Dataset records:
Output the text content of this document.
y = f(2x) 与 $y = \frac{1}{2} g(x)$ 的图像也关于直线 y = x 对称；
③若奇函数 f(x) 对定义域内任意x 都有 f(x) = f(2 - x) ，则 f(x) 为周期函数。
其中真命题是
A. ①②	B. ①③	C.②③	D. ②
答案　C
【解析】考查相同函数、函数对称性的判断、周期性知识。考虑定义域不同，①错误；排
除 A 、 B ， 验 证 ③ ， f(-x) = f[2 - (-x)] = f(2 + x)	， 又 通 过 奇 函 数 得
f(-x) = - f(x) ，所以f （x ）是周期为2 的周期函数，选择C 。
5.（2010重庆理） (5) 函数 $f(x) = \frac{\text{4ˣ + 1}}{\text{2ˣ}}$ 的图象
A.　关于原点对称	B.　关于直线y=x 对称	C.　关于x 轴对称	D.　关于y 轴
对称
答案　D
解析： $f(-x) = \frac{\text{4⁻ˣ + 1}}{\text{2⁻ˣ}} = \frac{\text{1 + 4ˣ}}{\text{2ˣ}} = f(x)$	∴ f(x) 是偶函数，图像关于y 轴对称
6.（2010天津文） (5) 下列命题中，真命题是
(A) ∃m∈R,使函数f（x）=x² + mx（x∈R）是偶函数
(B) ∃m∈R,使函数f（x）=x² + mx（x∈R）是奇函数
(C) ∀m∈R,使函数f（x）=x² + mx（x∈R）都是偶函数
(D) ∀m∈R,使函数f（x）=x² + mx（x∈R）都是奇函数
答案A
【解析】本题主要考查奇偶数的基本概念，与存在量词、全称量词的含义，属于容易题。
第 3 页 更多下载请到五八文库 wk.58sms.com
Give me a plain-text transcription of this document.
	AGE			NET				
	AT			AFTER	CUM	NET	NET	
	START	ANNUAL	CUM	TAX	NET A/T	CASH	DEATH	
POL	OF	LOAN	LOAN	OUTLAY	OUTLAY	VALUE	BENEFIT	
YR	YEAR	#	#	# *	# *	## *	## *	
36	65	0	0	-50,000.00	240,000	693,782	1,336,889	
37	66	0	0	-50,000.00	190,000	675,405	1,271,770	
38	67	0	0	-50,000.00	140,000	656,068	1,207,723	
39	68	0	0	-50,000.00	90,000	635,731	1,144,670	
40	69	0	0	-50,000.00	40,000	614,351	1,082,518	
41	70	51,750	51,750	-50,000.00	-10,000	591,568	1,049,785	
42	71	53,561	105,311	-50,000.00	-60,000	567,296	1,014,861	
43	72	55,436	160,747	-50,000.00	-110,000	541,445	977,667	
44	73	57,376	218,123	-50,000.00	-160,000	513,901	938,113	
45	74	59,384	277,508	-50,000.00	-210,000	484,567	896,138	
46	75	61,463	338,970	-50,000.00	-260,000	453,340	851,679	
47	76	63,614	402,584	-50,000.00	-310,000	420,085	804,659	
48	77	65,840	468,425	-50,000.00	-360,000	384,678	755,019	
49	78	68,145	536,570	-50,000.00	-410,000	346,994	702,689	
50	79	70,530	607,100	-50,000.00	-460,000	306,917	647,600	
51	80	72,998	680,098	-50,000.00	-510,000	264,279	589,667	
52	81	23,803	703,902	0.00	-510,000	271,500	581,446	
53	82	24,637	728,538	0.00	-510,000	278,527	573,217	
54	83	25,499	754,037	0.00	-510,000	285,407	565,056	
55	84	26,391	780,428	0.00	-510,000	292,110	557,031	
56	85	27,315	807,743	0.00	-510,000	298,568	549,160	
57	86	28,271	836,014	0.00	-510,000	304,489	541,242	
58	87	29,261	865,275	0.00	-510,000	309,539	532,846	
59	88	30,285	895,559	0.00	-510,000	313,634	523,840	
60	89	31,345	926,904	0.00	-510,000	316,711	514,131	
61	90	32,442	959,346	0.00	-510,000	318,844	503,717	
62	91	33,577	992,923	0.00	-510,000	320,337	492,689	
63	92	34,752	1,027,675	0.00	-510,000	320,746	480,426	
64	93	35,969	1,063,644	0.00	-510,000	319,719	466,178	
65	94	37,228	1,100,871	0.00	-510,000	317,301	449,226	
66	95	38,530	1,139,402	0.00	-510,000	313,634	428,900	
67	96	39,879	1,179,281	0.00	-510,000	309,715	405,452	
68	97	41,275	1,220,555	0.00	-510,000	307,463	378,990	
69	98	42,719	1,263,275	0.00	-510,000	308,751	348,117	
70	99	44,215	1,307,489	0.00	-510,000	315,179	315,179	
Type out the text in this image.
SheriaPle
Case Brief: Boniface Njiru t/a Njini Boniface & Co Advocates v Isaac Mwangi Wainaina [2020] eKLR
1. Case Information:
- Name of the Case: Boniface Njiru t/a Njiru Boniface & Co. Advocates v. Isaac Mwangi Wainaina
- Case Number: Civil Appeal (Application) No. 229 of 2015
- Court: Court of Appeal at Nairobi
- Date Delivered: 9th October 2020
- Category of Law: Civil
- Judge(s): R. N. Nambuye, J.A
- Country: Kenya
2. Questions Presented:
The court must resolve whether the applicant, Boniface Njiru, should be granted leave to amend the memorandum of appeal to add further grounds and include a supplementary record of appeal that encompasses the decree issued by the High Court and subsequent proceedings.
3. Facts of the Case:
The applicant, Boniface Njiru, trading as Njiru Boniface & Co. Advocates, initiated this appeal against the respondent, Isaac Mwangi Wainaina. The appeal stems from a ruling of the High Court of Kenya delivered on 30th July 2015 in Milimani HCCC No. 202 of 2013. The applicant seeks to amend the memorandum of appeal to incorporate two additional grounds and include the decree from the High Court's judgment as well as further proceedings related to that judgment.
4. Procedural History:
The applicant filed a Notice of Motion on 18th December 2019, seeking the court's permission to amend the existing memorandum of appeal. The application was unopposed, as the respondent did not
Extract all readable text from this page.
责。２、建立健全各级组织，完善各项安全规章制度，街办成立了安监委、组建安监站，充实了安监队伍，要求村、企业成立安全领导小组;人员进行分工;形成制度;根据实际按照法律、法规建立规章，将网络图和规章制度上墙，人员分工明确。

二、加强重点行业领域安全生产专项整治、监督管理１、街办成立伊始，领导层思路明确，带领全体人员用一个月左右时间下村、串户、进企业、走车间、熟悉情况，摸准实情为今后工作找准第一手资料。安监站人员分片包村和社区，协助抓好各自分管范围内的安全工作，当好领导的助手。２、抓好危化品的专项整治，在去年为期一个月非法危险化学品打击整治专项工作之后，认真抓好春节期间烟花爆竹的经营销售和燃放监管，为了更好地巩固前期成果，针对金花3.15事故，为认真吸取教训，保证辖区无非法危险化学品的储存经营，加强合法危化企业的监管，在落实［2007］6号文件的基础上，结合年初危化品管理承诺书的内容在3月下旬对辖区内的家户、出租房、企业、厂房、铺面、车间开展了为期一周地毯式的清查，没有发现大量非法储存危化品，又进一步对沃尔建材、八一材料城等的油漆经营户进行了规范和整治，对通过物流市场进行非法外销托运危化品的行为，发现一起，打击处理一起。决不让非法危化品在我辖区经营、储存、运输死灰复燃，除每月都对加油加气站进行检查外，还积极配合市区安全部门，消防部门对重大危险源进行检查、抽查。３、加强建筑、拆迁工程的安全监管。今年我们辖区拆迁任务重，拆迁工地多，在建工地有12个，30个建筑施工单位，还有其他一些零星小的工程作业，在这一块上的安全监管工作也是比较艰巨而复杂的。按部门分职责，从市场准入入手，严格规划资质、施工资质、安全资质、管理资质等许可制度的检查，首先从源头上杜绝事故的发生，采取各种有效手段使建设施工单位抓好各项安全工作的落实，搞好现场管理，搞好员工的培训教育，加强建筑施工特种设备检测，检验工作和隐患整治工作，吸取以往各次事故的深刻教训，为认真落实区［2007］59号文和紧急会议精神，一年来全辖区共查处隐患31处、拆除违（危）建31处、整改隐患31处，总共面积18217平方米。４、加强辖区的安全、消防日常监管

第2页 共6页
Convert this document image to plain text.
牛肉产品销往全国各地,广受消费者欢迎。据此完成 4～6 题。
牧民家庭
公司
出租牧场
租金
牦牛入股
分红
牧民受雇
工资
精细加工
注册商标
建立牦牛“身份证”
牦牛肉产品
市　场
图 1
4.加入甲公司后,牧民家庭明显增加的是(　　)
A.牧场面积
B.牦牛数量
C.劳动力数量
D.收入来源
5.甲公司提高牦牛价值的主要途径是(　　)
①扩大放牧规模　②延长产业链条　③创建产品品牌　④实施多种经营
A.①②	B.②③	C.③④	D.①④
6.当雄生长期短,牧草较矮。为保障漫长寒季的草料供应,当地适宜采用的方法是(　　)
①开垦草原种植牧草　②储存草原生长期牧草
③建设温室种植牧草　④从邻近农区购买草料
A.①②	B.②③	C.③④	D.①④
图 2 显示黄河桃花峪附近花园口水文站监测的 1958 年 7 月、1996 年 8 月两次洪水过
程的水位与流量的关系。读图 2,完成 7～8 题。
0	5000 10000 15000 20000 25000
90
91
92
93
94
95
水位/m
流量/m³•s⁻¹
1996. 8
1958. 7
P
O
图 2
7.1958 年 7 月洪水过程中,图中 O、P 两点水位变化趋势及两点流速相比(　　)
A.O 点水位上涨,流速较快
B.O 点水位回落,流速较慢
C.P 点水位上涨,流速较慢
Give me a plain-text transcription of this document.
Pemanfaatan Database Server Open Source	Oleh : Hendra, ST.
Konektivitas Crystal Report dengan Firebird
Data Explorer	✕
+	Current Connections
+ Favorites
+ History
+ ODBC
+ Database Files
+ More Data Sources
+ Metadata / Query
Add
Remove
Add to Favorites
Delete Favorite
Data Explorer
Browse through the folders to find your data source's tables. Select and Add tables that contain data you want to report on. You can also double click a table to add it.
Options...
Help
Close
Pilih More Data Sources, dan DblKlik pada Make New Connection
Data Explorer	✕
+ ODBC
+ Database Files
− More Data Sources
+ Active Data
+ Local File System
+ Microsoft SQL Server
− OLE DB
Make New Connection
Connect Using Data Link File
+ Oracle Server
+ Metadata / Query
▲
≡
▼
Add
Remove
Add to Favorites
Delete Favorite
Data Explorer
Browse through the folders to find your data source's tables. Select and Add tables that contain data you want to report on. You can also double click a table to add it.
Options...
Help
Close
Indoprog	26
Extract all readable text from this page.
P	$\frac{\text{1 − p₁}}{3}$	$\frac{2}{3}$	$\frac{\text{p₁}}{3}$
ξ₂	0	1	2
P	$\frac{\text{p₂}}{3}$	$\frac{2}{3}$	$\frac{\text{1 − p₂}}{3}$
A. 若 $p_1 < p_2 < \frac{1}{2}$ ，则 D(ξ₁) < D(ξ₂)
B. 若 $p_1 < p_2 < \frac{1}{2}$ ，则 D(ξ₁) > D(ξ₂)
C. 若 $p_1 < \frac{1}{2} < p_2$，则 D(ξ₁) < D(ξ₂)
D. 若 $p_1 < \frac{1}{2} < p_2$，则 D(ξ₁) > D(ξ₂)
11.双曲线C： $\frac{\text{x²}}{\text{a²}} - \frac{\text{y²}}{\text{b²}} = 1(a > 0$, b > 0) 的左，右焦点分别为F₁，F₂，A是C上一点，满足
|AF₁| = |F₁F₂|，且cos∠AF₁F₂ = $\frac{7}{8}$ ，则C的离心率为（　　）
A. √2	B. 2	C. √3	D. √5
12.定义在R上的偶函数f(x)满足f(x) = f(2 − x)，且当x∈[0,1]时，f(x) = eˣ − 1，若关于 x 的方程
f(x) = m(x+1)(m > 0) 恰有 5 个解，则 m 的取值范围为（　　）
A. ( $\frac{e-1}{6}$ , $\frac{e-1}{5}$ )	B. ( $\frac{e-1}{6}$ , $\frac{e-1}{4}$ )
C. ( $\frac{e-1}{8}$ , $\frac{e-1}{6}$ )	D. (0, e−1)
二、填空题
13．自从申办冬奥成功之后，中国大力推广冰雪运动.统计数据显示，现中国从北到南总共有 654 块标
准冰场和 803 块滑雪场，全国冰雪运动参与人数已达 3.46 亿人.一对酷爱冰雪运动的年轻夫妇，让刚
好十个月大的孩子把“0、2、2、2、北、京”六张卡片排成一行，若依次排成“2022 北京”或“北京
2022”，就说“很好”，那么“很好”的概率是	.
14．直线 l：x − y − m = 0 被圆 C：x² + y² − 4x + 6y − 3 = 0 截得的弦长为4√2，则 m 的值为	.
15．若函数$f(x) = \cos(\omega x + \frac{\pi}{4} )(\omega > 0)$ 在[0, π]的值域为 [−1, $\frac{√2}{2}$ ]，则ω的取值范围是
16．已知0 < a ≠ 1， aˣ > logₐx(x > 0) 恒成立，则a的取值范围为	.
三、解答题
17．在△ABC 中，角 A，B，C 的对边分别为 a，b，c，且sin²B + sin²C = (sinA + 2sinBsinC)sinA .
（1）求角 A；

**Stated task**. Pick out the lines that include the word "Make" and write them out.

**Response below**.
Pilih More Data Sources, dan DblKlik pada Make New Connection
Make New Connection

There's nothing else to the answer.